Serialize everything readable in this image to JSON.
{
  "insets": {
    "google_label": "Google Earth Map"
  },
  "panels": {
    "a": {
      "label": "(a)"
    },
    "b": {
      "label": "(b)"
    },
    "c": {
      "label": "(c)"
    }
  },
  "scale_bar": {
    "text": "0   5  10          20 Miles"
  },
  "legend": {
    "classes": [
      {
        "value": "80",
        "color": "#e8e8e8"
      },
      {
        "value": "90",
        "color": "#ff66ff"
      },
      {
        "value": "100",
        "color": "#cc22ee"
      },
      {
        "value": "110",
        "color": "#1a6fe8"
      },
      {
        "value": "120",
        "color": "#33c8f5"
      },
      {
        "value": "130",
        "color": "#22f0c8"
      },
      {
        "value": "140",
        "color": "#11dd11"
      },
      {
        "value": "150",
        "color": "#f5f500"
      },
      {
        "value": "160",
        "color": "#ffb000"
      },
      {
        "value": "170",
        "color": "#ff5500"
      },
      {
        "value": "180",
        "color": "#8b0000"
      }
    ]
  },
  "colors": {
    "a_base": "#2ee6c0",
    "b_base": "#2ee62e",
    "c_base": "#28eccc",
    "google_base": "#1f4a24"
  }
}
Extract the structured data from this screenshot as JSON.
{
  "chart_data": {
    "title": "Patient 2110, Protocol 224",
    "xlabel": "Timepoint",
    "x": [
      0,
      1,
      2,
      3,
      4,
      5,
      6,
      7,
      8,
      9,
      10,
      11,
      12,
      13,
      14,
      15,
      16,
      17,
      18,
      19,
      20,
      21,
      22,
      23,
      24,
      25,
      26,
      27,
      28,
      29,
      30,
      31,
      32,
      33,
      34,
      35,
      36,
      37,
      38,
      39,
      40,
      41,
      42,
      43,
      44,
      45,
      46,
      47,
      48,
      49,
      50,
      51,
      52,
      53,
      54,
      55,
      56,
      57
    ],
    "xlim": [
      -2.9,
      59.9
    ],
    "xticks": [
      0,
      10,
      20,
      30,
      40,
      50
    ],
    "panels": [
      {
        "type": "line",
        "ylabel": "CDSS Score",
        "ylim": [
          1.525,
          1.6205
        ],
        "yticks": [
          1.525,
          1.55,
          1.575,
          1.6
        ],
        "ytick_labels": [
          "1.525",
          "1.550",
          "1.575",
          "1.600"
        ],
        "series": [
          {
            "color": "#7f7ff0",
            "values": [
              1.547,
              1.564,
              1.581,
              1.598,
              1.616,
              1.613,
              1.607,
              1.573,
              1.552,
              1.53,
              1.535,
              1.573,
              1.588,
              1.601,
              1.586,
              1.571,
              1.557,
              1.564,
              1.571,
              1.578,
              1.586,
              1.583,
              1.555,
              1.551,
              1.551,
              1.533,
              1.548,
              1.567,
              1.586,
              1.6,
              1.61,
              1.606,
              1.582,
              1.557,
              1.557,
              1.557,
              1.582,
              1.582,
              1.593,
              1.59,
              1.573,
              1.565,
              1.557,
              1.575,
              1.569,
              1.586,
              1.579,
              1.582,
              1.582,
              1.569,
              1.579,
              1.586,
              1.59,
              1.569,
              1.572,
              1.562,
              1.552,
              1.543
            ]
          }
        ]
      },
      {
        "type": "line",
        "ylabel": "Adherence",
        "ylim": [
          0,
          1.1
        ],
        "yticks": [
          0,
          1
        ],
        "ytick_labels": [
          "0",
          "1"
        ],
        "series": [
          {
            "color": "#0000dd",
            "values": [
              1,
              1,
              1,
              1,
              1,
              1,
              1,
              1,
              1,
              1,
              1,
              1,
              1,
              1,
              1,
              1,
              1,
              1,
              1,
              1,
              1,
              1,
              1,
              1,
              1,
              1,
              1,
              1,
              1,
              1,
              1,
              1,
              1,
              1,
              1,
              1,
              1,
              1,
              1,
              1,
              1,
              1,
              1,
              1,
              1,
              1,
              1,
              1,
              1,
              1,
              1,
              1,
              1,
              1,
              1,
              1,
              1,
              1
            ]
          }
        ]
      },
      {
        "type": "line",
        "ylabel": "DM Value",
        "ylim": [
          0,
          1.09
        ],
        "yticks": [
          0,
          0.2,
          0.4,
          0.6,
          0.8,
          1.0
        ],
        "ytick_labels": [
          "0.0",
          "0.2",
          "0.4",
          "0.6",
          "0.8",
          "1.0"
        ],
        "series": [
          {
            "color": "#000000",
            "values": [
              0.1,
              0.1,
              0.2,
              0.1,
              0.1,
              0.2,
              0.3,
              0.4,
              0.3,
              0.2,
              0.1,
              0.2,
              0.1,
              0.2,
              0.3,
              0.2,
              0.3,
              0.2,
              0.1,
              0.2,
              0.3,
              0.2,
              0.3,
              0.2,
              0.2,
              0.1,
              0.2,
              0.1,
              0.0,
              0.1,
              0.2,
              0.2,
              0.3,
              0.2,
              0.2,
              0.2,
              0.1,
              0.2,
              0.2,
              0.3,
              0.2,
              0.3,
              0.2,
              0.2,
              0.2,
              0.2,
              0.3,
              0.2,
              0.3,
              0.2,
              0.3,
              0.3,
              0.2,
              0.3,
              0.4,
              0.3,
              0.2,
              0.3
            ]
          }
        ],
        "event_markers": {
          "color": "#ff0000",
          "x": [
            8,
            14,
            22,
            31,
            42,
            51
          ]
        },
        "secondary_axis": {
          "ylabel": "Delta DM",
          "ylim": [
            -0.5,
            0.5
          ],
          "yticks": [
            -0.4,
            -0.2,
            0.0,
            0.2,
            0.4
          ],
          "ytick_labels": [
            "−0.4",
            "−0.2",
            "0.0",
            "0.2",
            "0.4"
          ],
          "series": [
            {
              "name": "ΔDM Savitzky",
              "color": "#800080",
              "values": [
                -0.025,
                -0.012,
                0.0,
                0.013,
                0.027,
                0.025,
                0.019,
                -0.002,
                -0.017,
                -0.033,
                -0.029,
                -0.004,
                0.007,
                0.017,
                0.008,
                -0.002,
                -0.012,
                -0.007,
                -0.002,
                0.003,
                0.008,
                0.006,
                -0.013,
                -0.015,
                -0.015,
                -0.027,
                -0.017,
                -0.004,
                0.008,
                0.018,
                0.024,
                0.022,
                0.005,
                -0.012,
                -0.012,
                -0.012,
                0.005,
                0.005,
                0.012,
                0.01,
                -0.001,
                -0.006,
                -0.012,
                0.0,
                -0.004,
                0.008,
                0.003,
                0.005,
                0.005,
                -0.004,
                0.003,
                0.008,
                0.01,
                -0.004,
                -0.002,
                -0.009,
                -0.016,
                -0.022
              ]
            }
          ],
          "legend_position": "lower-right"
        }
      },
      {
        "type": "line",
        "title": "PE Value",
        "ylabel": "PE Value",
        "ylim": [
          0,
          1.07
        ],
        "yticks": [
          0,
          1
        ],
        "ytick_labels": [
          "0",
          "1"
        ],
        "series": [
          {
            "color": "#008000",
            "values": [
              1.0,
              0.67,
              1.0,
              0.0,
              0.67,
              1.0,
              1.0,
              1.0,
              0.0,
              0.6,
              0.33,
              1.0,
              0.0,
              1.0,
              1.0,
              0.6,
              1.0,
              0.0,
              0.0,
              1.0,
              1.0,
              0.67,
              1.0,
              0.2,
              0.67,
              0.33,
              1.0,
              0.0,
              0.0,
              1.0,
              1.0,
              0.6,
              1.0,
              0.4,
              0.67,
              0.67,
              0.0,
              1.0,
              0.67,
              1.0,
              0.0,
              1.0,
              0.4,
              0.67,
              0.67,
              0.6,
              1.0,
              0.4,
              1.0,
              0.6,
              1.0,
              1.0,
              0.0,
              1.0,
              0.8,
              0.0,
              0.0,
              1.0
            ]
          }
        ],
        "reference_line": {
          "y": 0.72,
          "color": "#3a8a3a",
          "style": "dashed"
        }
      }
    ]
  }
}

══════════════════════════════

### Stated exercise
In the entries above, count each line that holds "ylabel". Give the total and nothing else.

### Output for this task
5